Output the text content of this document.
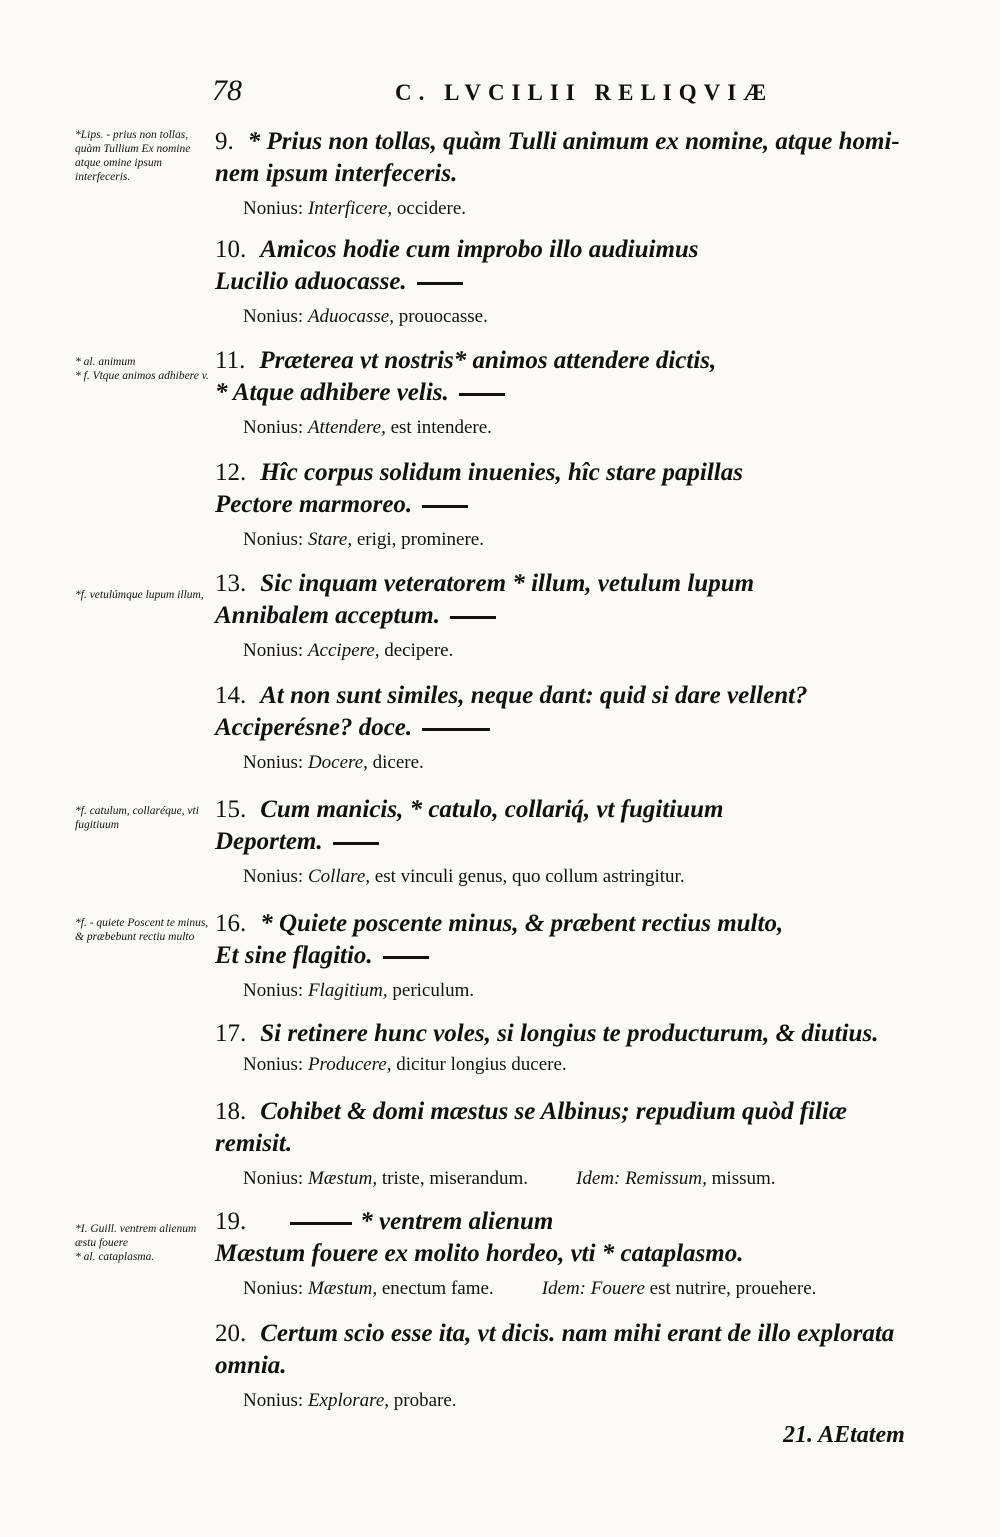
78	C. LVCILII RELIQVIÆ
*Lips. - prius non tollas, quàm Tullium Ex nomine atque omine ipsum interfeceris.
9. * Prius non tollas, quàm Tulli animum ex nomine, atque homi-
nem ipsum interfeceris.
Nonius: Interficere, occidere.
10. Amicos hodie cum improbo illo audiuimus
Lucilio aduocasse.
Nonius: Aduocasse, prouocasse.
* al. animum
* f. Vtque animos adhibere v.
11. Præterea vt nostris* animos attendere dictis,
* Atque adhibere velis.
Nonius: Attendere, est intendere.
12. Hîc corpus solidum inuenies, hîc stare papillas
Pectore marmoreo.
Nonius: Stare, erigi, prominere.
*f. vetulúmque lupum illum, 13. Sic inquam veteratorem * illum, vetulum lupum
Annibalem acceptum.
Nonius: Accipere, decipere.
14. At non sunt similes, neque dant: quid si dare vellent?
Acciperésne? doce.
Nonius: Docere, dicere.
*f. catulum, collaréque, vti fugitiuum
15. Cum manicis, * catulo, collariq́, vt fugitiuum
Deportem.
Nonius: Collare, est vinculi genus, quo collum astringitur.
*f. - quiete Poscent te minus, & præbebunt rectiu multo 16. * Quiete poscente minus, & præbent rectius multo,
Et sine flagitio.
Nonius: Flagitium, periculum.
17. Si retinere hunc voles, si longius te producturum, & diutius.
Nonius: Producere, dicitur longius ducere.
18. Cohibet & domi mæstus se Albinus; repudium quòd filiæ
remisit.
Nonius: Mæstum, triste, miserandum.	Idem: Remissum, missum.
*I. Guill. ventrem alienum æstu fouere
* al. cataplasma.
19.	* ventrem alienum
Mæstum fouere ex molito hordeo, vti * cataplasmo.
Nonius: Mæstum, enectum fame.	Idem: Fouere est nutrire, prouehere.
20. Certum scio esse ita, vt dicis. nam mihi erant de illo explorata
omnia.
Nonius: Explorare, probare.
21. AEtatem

▬▬▬▬▬▬▬▬▬▬

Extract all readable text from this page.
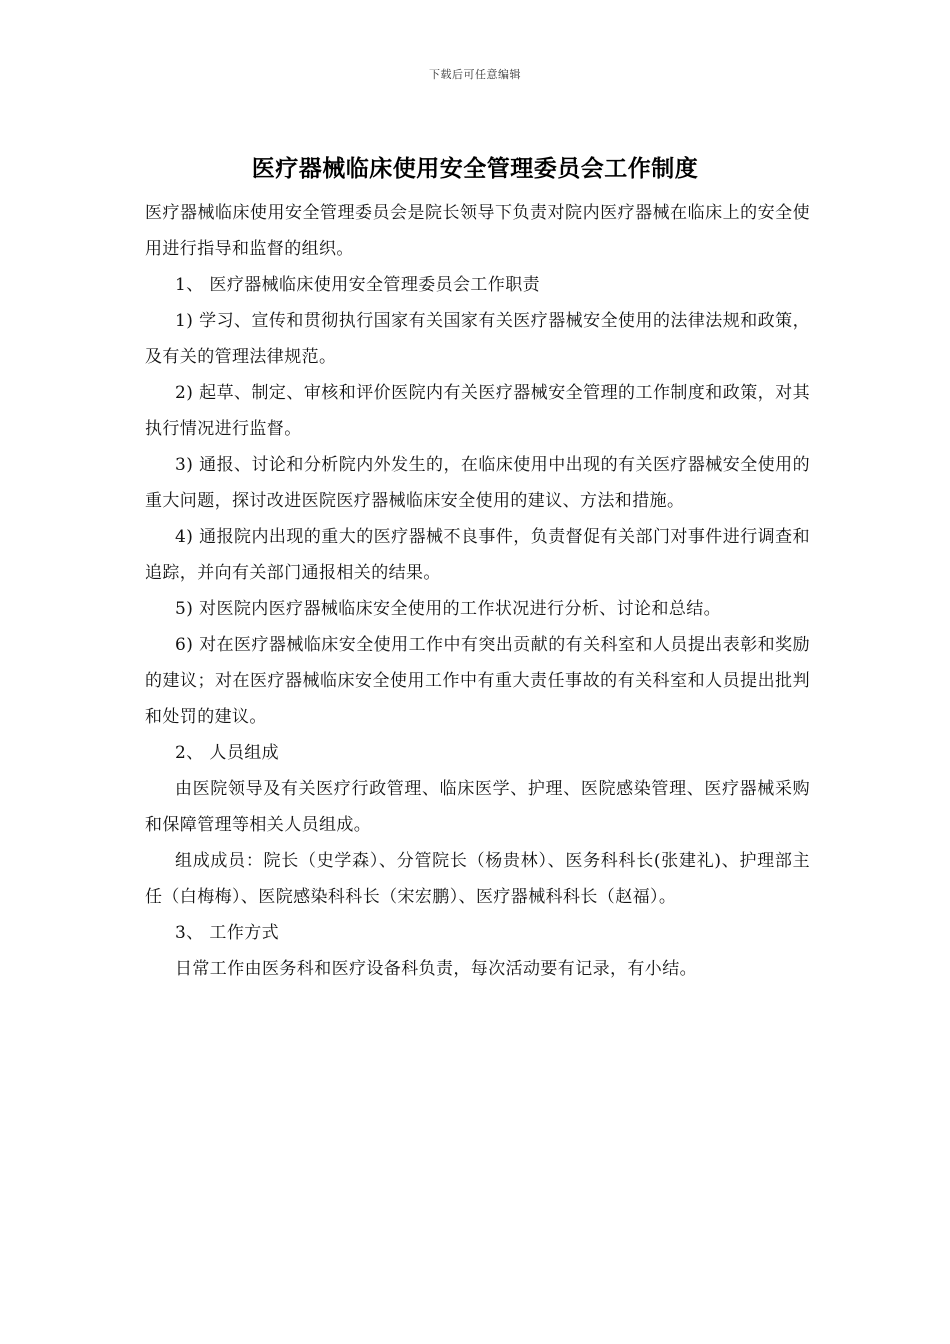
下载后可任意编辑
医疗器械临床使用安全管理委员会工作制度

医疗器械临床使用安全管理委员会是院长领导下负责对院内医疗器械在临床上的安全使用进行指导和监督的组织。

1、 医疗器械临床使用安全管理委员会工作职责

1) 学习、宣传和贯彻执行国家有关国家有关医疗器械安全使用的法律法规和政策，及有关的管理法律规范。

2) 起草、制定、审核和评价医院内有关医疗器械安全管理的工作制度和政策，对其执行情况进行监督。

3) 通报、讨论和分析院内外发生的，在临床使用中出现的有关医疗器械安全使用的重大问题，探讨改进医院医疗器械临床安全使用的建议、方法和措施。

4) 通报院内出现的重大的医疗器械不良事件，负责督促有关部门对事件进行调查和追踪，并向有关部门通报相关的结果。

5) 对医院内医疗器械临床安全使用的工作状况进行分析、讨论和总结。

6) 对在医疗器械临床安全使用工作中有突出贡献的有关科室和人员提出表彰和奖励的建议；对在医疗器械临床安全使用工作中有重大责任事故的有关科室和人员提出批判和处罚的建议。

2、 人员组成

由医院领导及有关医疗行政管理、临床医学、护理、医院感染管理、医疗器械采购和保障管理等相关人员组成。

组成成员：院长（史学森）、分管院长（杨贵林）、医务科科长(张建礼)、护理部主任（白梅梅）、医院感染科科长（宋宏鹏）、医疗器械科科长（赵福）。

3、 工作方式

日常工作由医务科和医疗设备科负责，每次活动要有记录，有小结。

▬▬▬▬▬▬▬▬▬▬

◆ WHAT TO PRODUCE
Locate all lines in the listing above with the word "interfeceris" and copy them.

◆ ANSWER IN FULL
*Lips. - prius non tollas, quàm Tullium Ex nomine atque omine ipsum interfeceris.
nem ipsum interfeceris.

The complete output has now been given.